■ Task prompt ■
Images must not appear in your copy; reproduce every other part of the records exactly.

(Items from a figure collection)
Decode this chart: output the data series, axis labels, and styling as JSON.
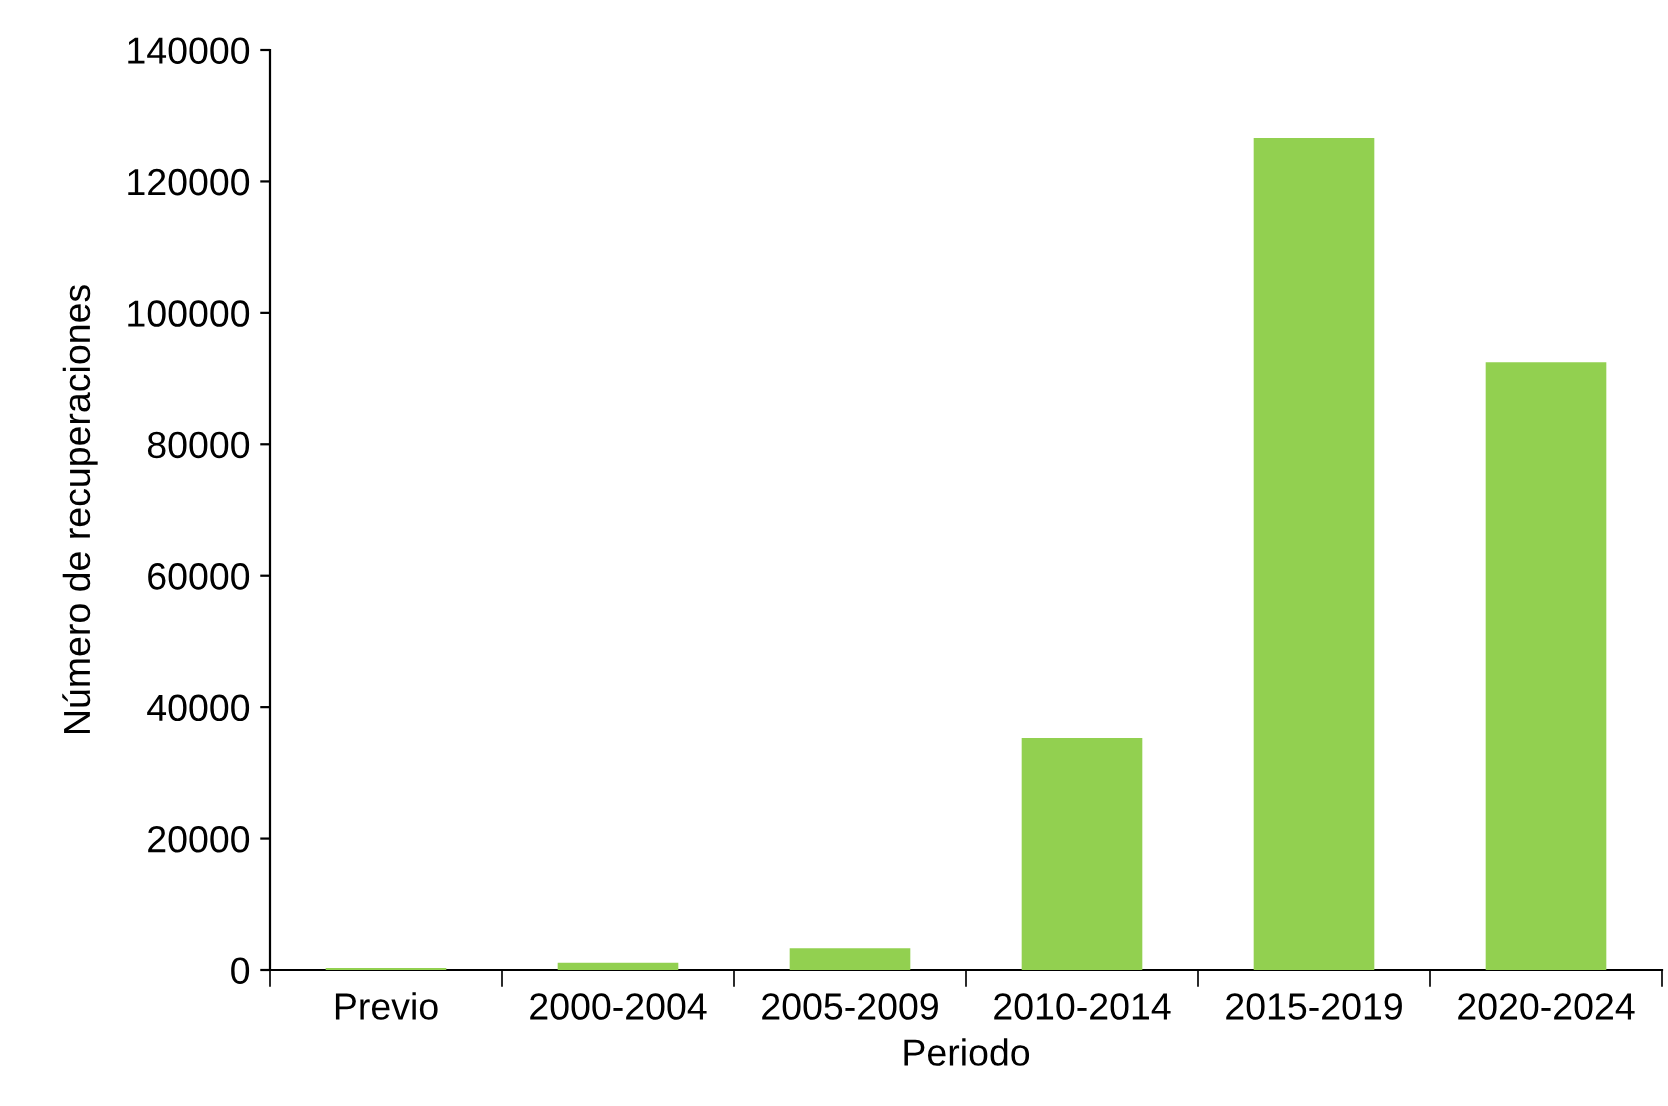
{
  "chart_data": {
    "type": "bar",
    "xlabel": "Periodo",
    "ylabel": "Número de recuperaciones",
    "categories": [
      "Previo",
      "2000-2004",
      "2005-2009",
      "2010-2014",
      "2015-2019",
      "2020-2024"
    ],
    "values": [
      300,
      1100,
      3300,
      35300,
      126600,
      92500
    ],
    "color": "#92d050",
    "ylim": [
      0,
      140000
    ],
    "yticks": [
      0,
      20000,
      40000,
      60000,
      80000,
      100000,
      120000,
      140000
    ],
    "grid": false,
    "legend": false
  }
}
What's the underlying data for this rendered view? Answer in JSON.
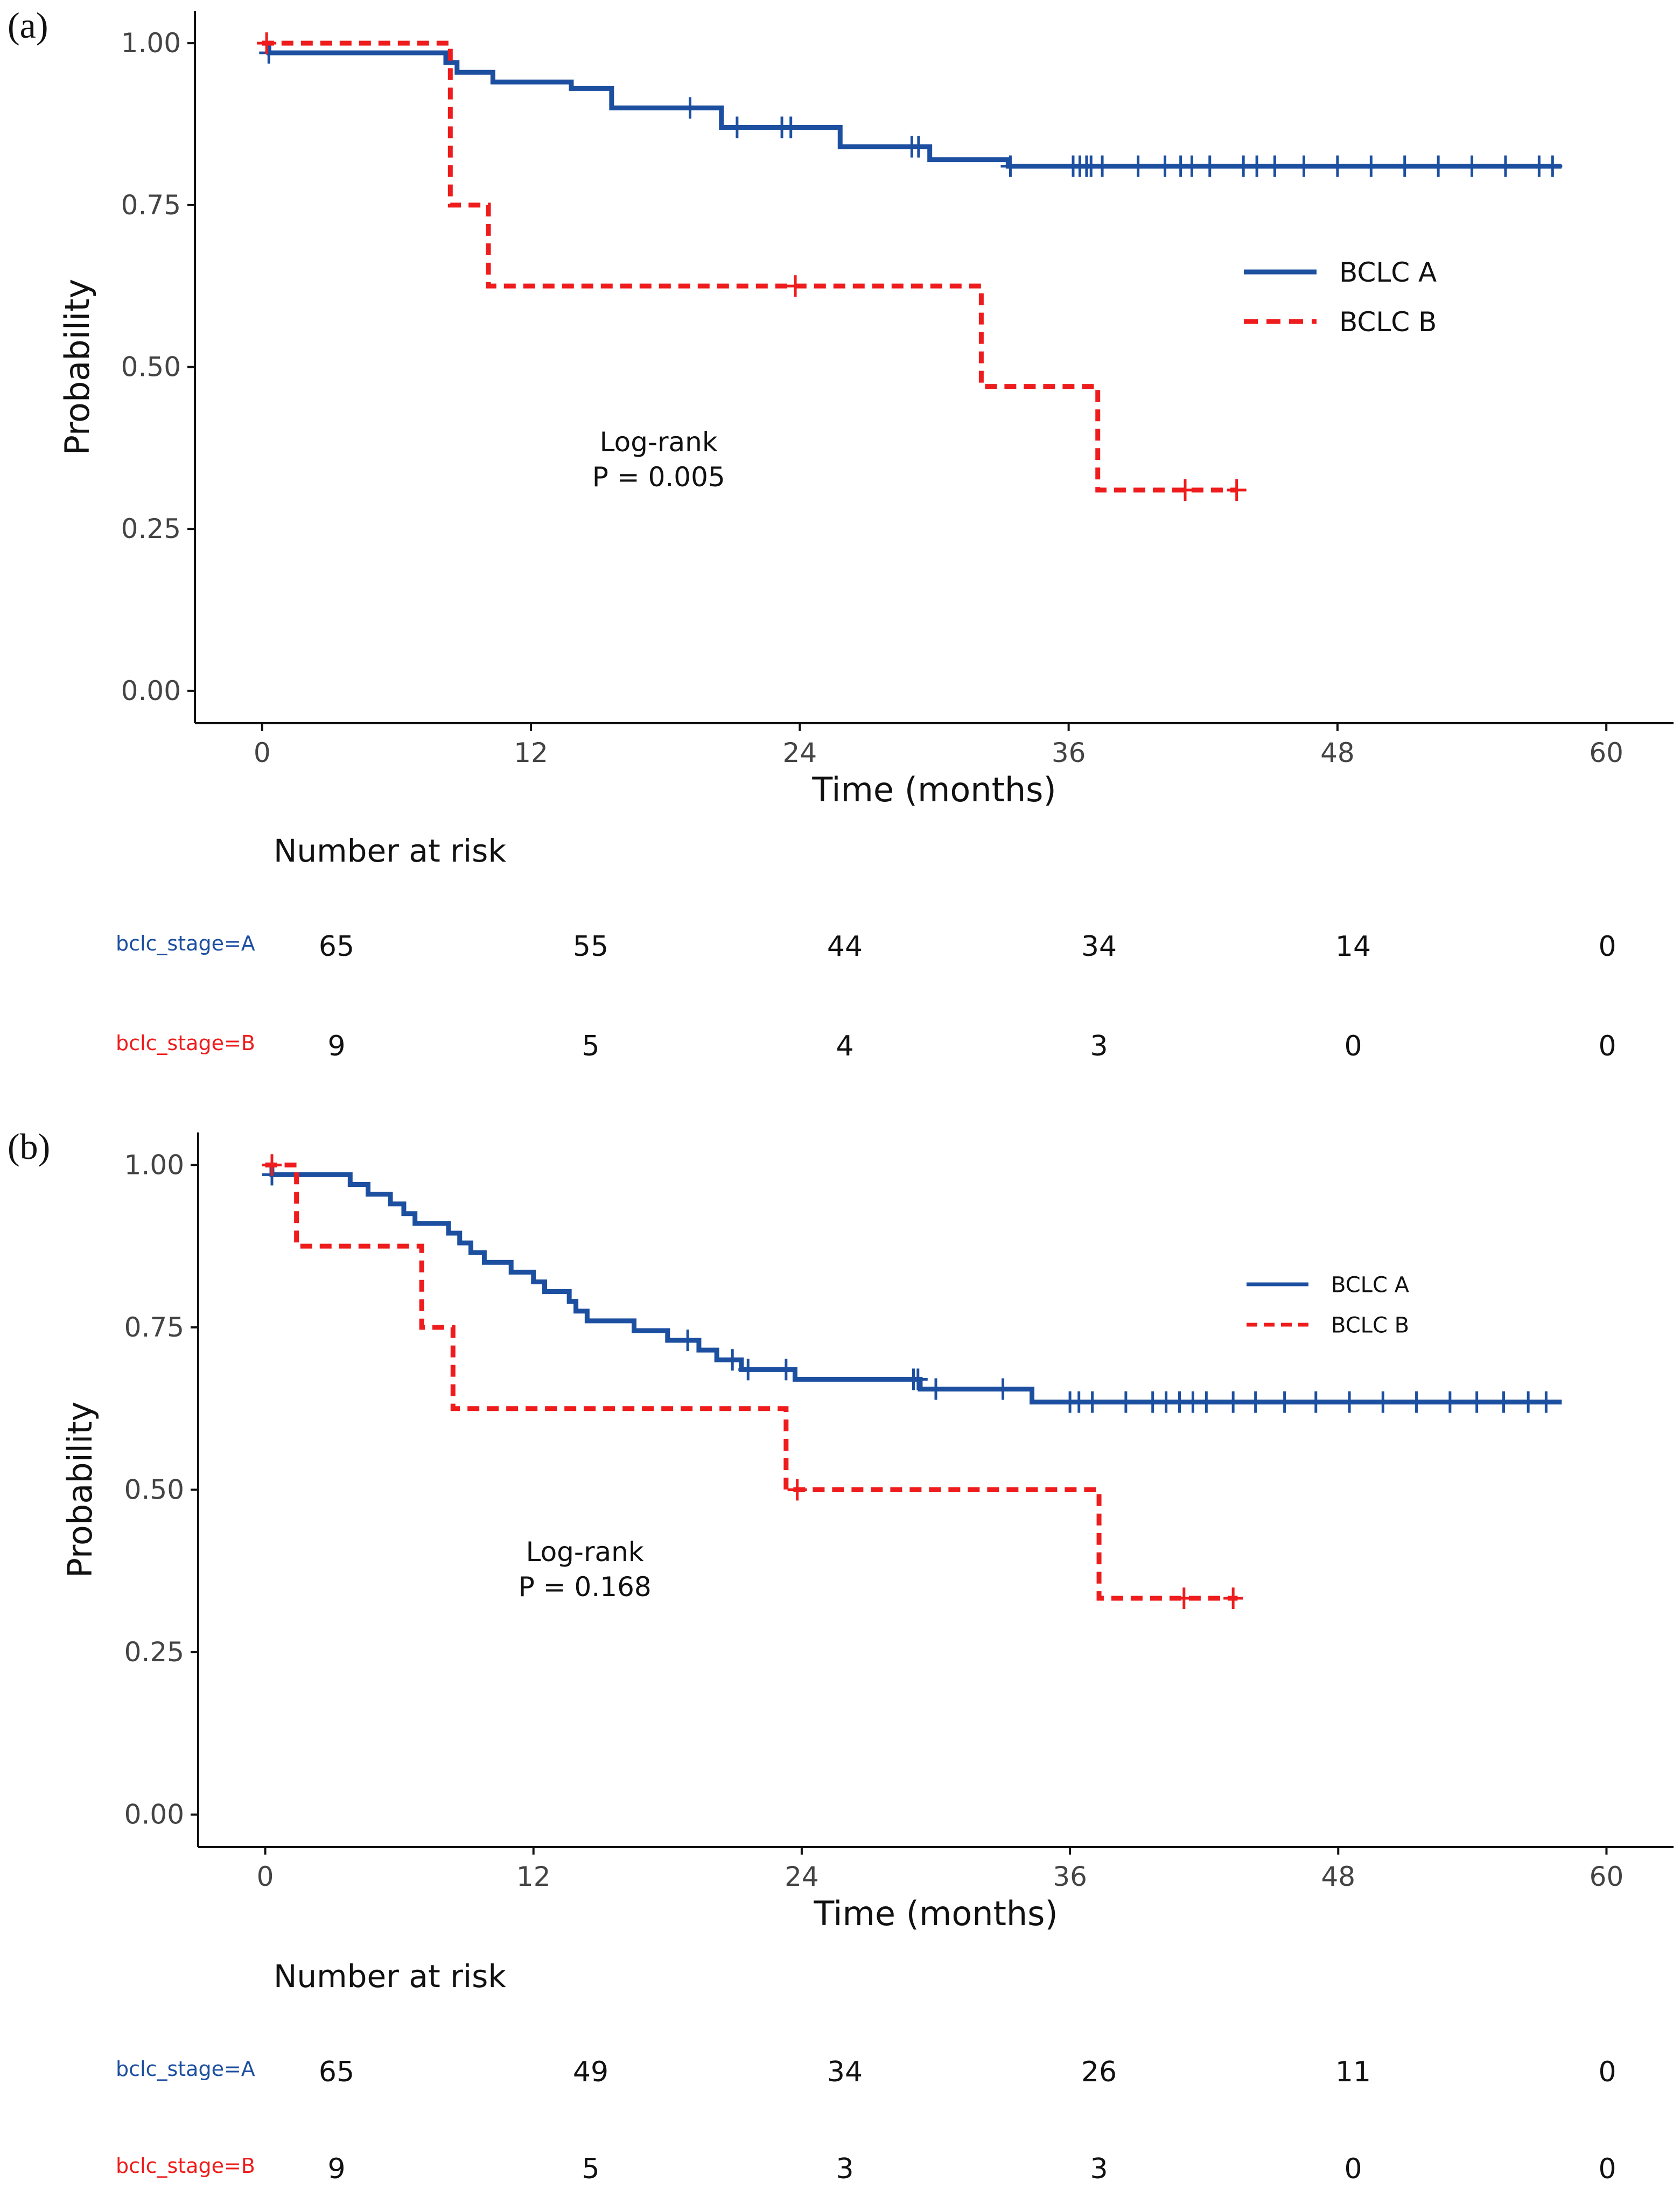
{
  "colors": {
    "A": "#1c4fa0",
    "B": "#ee1c1c",
    "axis": "#111111",
    "tick_text": "#444444"
  },
  "chart_data": [
    {
      "panel_label": "(a)",
      "type": "line",
      "subtype": "kaplan-meier",
      "xlabel": "Time (months)",
      "ylabel": "Probability",
      "xlim": [
        -3,
        63
      ],
      "ylim": [
        -0.05,
        1.05
      ],
      "xticks": [
        0,
        12,
        24,
        36,
        48,
        60
      ],
      "xtick_labels": [
        "0",
        "12",
        "24",
        "36",
        "48",
        "60"
      ],
      "yticks": [
        0,
        0.25,
        0.5,
        0.75,
        1.0
      ],
      "ytick_labels": [
        "0.00",
        "0.25",
        "0.50",
        "0.75",
        "1.00"
      ],
      "grid": false,
      "legend_position": "top-right",
      "legend_size": "large",
      "annotation": [
        "Log-rank",
        "P = 0.005"
      ],
      "annotation_at": [
        17.7,
        0.37
      ],
      "series": [
        {
          "name": "BCLC A",
          "key": "A",
          "style": "solid",
          "steps": [
            [
              0,
              1.0
            ],
            [
              0.3,
              0.985
            ],
            [
              8.2,
              0.97
            ],
            [
              8.7,
              0.955
            ],
            [
              10.3,
              0.94
            ],
            [
              13.8,
              0.93
            ],
            [
              15.6,
              0.9
            ],
            [
              20.5,
              0.87
            ],
            [
              25.8,
              0.84
            ],
            [
              29.8,
              0.82
            ],
            [
              33.3,
              0.81
            ],
            [
              58,
              0.81
            ]
          ],
          "censor": [
            0.3,
            19.1,
            21.2,
            23.2,
            23.6,
            29.0,
            29.3,
            33.4,
            36.2,
            36.5,
            36.8,
            37.0,
            37.5,
            39.1,
            40.3,
            41.0,
            41.5,
            42.3,
            43.8,
            44.4,
            45.2,
            46.5,
            48.0,
            49.5,
            51.0,
            52.5,
            54.0,
            55.5,
            57.0,
            57.6
          ]
        },
        {
          "name": "BCLC B",
          "key": "B",
          "style": "dashed",
          "steps": [
            [
              0,
              1.0
            ],
            [
              8.4,
              0.75
            ],
            [
              10.1,
              0.625
            ],
            [
              32.1,
              0.47
            ],
            [
              37.3,
              0.31
            ],
            [
              43.5,
              0.31
            ]
          ],
          "censor": [
            0.2,
            23.8,
            41.2,
            43.5
          ]
        }
      ],
      "risk_table": {
        "title": "Number at risk",
        "times": [
          0,
          12,
          24,
          36,
          48,
          60
        ],
        "rows": [
          {
            "label": "bclc_stage=A",
            "key": "A",
            "values": [
              "65",
              "55",
              "44",
              "34",
              "14",
              "0"
            ]
          },
          {
            "label": "bclc_stage=B",
            "key": "B",
            "values": [
              "9",
              "5",
              "4",
              "3",
              "0",
              "0"
            ]
          }
        ]
      }
    },
    {
      "panel_label": "(b)",
      "type": "line",
      "subtype": "kaplan-meier",
      "xlabel": "Time (months)",
      "ylabel": "Probability",
      "xlim": [
        -3,
        63
      ],
      "ylim": [
        -0.05,
        1.05
      ],
      "xticks": [
        0,
        12,
        24,
        36,
        48,
        60
      ],
      "xtick_labels": [
        "0",
        "12",
        "24",
        "36",
        "48",
        "60"
      ],
      "yticks": [
        0,
        0.25,
        0.5,
        0.75,
        1.0
      ],
      "ytick_labels": [
        "0.00",
        "0.25",
        "0.50",
        "0.75",
        "1.00"
      ],
      "grid": false,
      "legend_position": "top-right",
      "legend_size": "small",
      "annotation": [
        "Log-rank",
        "P = 0.168"
      ],
      "annotation_at": [
        14.3,
        0.39
      ],
      "series": [
        {
          "name": "BCLC A",
          "key": "A",
          "style": "solid",
          "steps": [
            [
              0,
              1.0
            ],
            [
              0.3,
              0.985
            ],
            [
              3.8,
              0.97
            ],
            [
              4.6,
              0.955
            ],
            [
              5.6,
              0.94
            ],
            [
              6.2,
              0.925
            ],
            [
              6.7,
              0.91
            ],
            [
              8.2,
              0.895
            ],
            [
              8.7,
              0.88
            ],
            [
              9.2,
              0.865
            ],
            [
              9.8,
              0.85
            ],
            [
              11.0,
              0.835
            ],
            [
              12.0,
              0.82
            ],
            [
              12.5,
              0.805
            ],
            [
              13.6,
              0.79
            ],
            [
              13.9,
              0.775
            ],
            [
              14.4,
              0.76
            ],
            [
              16.5,
              0.745
            ],
            [
              18.0,
              0.73
            ],
            [
              19.4,
              0.715
            ],
            [
              20.2,
              0.7
            ],
            [
              21.3,
              0.685
            ],
            [
              23.7,
              0.67
            ],
            [
              29.3,
              0.655
            ],
            [
              34.3,
              0.635
            ],
            [
              58,
              0.635
            ]
          ],
          "censor": [
            0.3,
            18.9,
            20.9,
            21.6,
            23.3,
            29.0,
            29.2,
            30.0,
            33.0,
            36.0,
            36.4,
            37.0,
            38.5,
            39.7,
            40.3,
            40.9,
            41.5,
            42.1,
            43.3,
            44.3,
            45.6,
            47.0,
            48.5,
            50.0,
            51.5,
            53.0,
            54.2,
            55.4,
            56.5,
            57.3
          ]
        },
        {
          "name": "BCLC B",
          "key": "B",
          "style": "dashed",
          "steps": [
            [
              0,
              1.0
            ],
            [
              1.4,
              0.875
            ],
            [
              7.0,
              0.75
            ],
            [
              8.4,
              0.625
            ],
            [
              23.3,
              0.5
            ],
            [
              37.3,
              0.333
            ],
            [
              43.5,
              0.333
            ]
          ],
          "censor": [
            0.3,
            23.8,
            41.1,
            43.3
          ]
        }
      ],
      "risk_table": {
        "title": "Number at risk",
        "times": [
          0,
          12,
          24,
          36,
          48,
          60
        ],
        "rows": [
          {
            "label": "bclc_stage=A",
            "key": "A",
            "values": [
              "65",
              "49",
              "34",
              "26",
              "11",
              "0"
            ]
          },
          {
            "label": "bclc_stage=B",
            "key": "B",
            "values": [
              "9",
              "5",
              "3",
              "3",
              "0",
              "0"
            ]
          }
        ]
      }
    }
  ]
}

■ Worked solution ■
Decode this chart: output the data series, axis labels, and styling as JSON.
{
  "chart_data": {
    "type": "bar",
    "xlabel": "Periodo",
    "ylabel": "Número de recuperaciones",
    "categories": [
      "Previo",
      "2000-2004",
      "2005-2009",
      "2010-2014",
      "2015-2019",
      "2020-2024"
    ],
    "values": [
      300,
      1100,
      3300,
      35300,
      126600,
      92500
    ],
    "color": "#92d050",
    "ylim": [
      0,
      140000
    ],
    "yticks": [
      0,
      20000,
      40000,
      60000,
      80000,
      100000,
      120000,
      140000
    ],
    "grid": false,
    "legend": false
  }
}
What's the underlying data for this rendered view? Answer in JSON.
{
  "colors": {
    "A": "#1c4fa0",
    "B": "#ee1c1c",
    "axis": "#111111",
    "tick_text": "#444444"
  },
  "chart_data": [
    {
      "panel_label": "(a)",
      "type": "line",
      "subtype": "kaplan-meier",
      "xlabel": "Time (months)",
      "ylabel": "Probability",
      "xlim": [
        -3,
        63
      ],
      "ylim": [
        -0.05,
        1.05
      ],
      "xticks": [
        0,
        12,
        24,
        36,
        48,
        60
      ],
      "xtick_labels": [
        "0",
        "12",
        "24",
        "36",
        "48",
        "60"
      ],
      "yticks": [
        0,
        0.25,
        0.5,
        0.75,
        1.0
      ],
      "ytick_labels": [
        "0.00",
        "0.25",
        "0.50",
        "0.75",
        "1.00"
      ],
      "grid": false,
      "legend_position": "top-right",
      "legend_size": "large",
      "annotation": [
        "Log-rank",
        "P = 0.005"
      ],
      "annotation_at": [
        17.7,
        0.37
      ],
      "series": [
        {
          "name": "BCLC A",
          "key": "A",
          "style": "solid",
          "steps": [
            [
              0,
              1.0
            ],
            [
              0.3,
              0.985
            ],
            [
              8.2,
              0.97
            ],
            [
              8.7,
              0.955
            ],
            [
              10.3,
              0.94
            ],
            [
              13.8,
              0.93
            ],
            [
              15.6,
              0.9
            ],
            [
              20.5,
              0.87
            ],
            [
              25.8,
              0.84
            ],
            [
              29.8,
              0.82
            ],
            [
              33.3,
              0.81
            ],
            [
              58,
              0.81
            ]
          ],
          "censor": [
            0.3,
            19.1,
            21.2,
            23.2,
            23.6,
            29.0,
            29.3,
            33.4,
            36.2,
            36.5,
            36.8,
            37.0,
            37.5,
            39.1,
            40.3,
            41.0,
            41.5,
            42.3,
            43.8,
            44.4,
            45.2,
            46.5,
            48.0,
            49.5,
            51.0,
            52.5,
            54.0,
            55.5,
            57.0,
            57.6
          ]
        },
        {
          "name": "BCLC B",
          "key": "B",
          "style": "dashed",
          "steps": [
            [
              0,
              1.0
            ],
            [
              8.4,
              0.75
            ],
            [
              10.1,
              0.625
            ],
            [
              32.1,
              0.47
            ],
            [
              37.3,
              0.31
            ],
            [
              43.5,
              0.31
            ]
          ],
          "censor": [
            0.2,
            23.8,
            41.2,
            43.5
          ]
        }
      ],
      "risk_table": {
        "title": "Number at risk",
        "times": [
          0,
          12,
          24,
          36,
          48,
          60
        ],
        "rows": [
          {
            "label": "bclc_stage=A",
            "key": "A",
            "values": [
              "65",
              "55",
              "44",
              "34",
              "14",
              "0"
            ]
          },
          {
            "label": "bclc_stage=B",
            "key": "B",
            "values": [
              "9",
              "5",
              "4",
              "3",
              "0",
              "0"
            ]
          }
        ]
      }
    },
    {
      "panel_label": "(b)",
      "type": "line",
      "subtype": "kaplan-meier",
      "xlabel": "Time (months)",
      "ylabel": "Probability",
      "xlim": [
        -3,
        63
      ],
      "ylim": [
        -0.05,
        1.05
      ],
      "xticks": [
        0,
        12,
        24,
        36,
        48,
        60
      ],
      "xtick_labels": [
        "0",
        "12",
        "24",
        "36",
        "48",
        "60"
      ],
      "yticks": [
        0,
        0.25,
        0.5,
        0.75,
        1.0
      ],
      "ytick_labels": [
        "0.00",
        "0.25",
        "0.50",
        "0.75",
        "1.00"
      ],
      "grid": false,
      "legend_position": "top-right",
      "legend_size": "small",
      "annotation": [
        "Log-rank",
        "P = 0.168"
      ],
      "annotation_at": [
        14.3,
        0.39
      ],
      "series": [
        {
          "name": "BCLC A",
          "key": "A",
          "style": "solid",
          "steps": [
            [
              0,
              1.0
            ],
            [
              0.3,
              0.985
            ],
            [
              3.8,
              0.97
            ],
            [
              4.6,
              0.955
            ],
            [
              5.6,
              0.94
            ],
            [
              6.2,
              0.925
            ],
            [
              6.7,
              0.91
            ],
            [
              8.2,
              0.895
            ],
            [
              8.7,
              0.88
            ],
            [
              9.2,
              0.865
            ],
            [
              9.8,
              0.85
            ],
            [
              11.0,
              0.835
            ],
            [
              12.0,
              0.82
            ],
            [
              12.5,
              0.805
            ],
            [
              13.6,
              0.79
            ],
            [
              13.9,
              0.775
            ],
            [
              14.4,
              0.76
            ],
            [
              16.5,
              0.745
            ],
            [
              18.0,
              0.73
            ],
            [
              19.4,
              0.715
            ],
            [
              20.2,
              0.7
            ],
            [
              21.3,
              0.685
            ],
            [
              23.7,
              0.67
            ],
            [
              29.3,
              0.655
            ],
            [
              34.3,
              0.635
            ],
            [
              58,
              0.635
            ]
          ],
          "censor": [
            0.3,
            18.9,
            20.9,
            21.6,
            23.3,
            29.0,
            29.2,
            30.0,
            33.0,
            36.0,
            36.4,
            37.0,
            38.5,
            39.7,
            40.3,
            40.9,
            41.5,
            42.1,
            43.3,
            44.3,
            45.6,
            47.0,
            48.5,
            50.0,
            51.5,
            53.0,
            54.2,
            55.4,
            56.5,
            57.3
          ]
        },
        {
          "name": "BCLC B",
          "key": "B",
          "style": "dashed",
          "steps": [
            [
              0,
              1.0
            ],
            [
              1.4,
              0.875
            ],
            [
              7.0,
              0.75
            ],
            [
              8.4,
              0.625
            ],
            [
              23.3,
              0.5
            ],
            [
              37.3,
              0.333
            ],
            [
              43.5,
              0.333
            ]
          ],
          "censor": [
            0.3,
            23.8,
            41.1,
            43.3
          ]
        }
      ],
      "risk_table": {
        "title": "Number at risk",
        "times": [
          0,
          12,
          24,
          36,
          48,
          60
        ],
        "rows": [
          {
            "label": "bclc_stage=A",
            "key": "A",
            "values": [
              "65",
              "49",
              "34",
              "26",
              "11",
              "0"
            ]
          },
          {
            "label": "bclc_stage=B",
            "key": "B",
            "values": [
              "9",
              "5",
              "3",
              "3",
              "0",
              "0"
            ]
          }
        ]
      }
    }
  ]
}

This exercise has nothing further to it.